• [EXERCISE REQUIREMENTS]: Copy, from the entries below, each line in which the string "普段サイズ" appears.

[Recorded data]
━━━━━━━━━━━━━━━━━━━━
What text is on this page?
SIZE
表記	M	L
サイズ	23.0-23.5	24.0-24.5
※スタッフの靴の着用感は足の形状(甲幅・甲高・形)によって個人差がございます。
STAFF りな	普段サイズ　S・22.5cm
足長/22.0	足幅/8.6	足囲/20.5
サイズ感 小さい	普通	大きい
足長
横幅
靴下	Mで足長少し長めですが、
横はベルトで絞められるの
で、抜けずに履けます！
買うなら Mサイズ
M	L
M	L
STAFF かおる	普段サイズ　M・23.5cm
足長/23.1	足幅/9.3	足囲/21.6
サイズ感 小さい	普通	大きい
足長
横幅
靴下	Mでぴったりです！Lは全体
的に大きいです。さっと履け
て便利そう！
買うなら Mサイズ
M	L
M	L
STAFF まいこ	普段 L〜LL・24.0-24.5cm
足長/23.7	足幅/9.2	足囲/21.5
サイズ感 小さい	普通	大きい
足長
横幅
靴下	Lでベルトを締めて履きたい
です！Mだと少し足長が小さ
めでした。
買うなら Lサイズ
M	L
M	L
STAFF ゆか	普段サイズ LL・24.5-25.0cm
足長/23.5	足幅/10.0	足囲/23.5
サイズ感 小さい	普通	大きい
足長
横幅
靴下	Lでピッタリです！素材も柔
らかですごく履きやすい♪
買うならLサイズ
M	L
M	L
━━━━━━━━━━━━━━━━━━━━
• [FINAL RESULT]:
STAFF りな	普段サイズ　S・22.5cm
STAFF かおる	普段サイズ　M・23.5cm
STAFF ゆか	普段サイズ LL・24.5-25.0cm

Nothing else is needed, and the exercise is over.